# Request:
Lines that contain the string "Inaktív" are to be copied; leave out all others.

# Figure dataset records:
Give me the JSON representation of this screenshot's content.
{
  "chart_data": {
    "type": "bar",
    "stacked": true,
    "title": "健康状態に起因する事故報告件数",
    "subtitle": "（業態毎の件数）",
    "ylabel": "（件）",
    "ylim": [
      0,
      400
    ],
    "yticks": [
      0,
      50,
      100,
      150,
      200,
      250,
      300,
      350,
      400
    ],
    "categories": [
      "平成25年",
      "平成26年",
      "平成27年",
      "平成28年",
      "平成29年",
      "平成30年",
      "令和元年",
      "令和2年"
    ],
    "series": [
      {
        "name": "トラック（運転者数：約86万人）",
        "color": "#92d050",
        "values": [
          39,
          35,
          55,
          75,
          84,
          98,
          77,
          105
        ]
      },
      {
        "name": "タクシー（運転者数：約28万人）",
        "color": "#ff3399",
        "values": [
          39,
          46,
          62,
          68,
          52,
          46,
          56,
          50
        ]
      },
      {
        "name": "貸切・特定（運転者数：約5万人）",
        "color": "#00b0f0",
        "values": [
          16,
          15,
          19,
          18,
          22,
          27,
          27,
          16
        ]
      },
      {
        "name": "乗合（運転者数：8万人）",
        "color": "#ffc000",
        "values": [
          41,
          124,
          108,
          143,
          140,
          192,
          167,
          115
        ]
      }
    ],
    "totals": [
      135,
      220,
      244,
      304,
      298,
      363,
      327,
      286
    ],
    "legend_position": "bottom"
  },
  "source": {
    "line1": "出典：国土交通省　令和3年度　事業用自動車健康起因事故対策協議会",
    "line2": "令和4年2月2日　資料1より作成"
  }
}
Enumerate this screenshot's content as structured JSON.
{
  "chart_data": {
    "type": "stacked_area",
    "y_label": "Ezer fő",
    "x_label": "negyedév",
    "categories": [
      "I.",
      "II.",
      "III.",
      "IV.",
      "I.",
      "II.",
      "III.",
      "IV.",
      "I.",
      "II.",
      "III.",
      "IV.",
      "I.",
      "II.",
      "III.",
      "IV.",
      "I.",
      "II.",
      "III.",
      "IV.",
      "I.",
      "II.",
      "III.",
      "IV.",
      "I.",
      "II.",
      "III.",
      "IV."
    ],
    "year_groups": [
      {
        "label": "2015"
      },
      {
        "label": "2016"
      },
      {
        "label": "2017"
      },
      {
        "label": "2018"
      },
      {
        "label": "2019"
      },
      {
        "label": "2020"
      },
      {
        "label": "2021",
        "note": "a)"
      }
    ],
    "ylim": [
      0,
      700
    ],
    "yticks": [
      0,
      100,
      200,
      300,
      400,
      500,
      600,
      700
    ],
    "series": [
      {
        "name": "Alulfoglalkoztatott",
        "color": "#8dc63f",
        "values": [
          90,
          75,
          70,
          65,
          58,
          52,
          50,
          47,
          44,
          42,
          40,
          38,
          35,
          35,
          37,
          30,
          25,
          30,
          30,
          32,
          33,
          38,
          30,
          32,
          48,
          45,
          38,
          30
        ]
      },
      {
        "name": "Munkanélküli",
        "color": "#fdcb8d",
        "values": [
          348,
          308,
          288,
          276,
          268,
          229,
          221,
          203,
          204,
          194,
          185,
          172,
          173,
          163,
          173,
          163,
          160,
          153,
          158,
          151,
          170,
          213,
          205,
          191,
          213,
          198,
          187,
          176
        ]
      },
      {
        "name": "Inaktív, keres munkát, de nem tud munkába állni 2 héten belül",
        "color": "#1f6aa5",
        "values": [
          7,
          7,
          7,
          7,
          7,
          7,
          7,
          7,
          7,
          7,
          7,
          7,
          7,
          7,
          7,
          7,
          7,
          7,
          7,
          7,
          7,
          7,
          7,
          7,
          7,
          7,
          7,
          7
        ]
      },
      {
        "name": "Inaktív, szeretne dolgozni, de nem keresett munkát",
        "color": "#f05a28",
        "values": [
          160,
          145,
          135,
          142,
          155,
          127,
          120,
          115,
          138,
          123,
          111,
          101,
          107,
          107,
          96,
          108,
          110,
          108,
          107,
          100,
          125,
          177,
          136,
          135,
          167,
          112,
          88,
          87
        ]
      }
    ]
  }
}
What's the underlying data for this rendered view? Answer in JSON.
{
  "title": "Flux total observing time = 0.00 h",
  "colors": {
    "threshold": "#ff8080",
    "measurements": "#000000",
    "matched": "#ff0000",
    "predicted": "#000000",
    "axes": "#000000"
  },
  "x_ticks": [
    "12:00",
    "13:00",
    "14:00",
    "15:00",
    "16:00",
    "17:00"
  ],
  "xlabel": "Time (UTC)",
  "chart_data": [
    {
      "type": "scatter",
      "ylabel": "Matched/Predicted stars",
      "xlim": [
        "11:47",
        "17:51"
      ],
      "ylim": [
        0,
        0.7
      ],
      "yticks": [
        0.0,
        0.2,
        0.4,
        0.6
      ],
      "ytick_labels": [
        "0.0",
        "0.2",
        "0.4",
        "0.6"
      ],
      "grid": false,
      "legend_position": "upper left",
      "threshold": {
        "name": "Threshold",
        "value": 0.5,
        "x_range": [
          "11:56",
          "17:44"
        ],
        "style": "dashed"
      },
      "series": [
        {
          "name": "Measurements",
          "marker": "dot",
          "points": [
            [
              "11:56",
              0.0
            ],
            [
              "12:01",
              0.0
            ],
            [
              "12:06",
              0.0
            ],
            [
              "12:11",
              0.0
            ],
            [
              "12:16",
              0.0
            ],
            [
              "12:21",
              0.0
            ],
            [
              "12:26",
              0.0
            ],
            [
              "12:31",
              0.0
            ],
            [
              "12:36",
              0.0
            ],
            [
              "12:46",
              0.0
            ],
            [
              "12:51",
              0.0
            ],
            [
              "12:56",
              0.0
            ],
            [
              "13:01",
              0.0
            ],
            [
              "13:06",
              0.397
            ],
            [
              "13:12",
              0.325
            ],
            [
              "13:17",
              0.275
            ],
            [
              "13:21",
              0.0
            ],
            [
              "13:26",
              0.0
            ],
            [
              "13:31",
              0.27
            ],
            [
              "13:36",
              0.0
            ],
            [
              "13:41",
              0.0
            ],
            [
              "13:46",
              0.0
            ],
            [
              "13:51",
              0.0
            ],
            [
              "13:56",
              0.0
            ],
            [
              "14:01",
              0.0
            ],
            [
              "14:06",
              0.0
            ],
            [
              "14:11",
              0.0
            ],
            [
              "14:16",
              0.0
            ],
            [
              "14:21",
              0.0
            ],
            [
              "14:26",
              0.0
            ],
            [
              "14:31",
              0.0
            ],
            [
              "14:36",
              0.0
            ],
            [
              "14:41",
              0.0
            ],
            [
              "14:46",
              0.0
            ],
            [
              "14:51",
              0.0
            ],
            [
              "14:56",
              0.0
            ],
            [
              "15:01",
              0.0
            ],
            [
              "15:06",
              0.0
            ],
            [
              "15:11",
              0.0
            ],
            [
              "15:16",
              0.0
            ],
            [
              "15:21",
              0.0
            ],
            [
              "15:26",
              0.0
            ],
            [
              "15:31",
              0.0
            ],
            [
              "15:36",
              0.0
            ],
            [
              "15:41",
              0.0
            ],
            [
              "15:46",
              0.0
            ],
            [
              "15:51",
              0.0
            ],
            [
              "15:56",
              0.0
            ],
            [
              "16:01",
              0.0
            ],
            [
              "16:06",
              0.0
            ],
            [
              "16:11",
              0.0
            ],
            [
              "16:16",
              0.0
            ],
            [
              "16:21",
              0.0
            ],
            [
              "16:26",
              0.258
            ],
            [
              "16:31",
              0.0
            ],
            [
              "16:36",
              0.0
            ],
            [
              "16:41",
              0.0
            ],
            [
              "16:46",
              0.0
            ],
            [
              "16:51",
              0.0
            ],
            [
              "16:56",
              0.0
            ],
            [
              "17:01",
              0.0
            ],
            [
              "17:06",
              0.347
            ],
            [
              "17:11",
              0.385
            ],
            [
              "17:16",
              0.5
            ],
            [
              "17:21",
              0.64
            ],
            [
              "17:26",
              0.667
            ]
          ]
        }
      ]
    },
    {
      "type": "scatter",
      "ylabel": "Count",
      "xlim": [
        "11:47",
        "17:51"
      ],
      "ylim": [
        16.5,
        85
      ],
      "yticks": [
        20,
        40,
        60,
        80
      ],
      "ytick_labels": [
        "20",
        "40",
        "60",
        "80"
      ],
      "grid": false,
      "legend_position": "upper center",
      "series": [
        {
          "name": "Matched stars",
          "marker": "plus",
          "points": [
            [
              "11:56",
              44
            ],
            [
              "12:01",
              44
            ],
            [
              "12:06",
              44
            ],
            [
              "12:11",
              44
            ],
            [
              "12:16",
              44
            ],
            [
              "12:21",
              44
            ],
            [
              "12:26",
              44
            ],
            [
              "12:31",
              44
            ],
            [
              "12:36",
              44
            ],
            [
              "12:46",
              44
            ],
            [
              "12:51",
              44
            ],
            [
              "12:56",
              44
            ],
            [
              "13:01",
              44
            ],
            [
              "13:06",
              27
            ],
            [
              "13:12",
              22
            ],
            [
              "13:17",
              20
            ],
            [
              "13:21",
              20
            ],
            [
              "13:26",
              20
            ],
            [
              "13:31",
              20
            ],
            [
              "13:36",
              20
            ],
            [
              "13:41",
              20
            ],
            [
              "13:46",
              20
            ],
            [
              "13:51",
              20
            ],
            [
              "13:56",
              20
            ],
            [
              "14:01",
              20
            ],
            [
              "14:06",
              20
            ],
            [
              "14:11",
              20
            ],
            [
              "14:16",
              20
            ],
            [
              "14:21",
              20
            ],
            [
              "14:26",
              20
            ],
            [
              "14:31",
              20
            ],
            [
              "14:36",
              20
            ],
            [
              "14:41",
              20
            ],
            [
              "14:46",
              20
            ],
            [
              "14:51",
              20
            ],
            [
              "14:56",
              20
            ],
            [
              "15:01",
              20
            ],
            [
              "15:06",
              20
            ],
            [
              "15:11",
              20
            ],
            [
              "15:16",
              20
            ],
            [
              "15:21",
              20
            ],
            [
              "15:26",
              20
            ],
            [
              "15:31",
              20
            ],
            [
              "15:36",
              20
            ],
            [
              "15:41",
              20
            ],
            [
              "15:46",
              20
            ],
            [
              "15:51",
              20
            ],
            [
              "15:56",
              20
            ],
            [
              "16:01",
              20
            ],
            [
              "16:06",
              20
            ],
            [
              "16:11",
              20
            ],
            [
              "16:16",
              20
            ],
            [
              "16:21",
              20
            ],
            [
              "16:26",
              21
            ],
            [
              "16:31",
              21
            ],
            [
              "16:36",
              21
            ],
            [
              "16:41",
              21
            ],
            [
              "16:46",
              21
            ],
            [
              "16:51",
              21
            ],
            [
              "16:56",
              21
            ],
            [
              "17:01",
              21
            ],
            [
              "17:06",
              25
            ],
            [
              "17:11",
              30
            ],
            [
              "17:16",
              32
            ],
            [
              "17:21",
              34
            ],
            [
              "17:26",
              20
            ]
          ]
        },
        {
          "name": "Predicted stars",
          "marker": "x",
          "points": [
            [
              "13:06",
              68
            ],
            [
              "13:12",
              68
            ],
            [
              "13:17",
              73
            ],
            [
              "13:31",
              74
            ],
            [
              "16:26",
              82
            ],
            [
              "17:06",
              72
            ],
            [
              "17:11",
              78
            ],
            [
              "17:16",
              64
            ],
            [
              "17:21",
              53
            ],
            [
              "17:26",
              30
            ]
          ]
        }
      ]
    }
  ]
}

# Expected answer:
        "name": "Inaktív, keres munkát, de nem tud munkába állni 2 héten belül",
        "name": "Inaktív, szeretne dolgozni, de nem keresett munkát",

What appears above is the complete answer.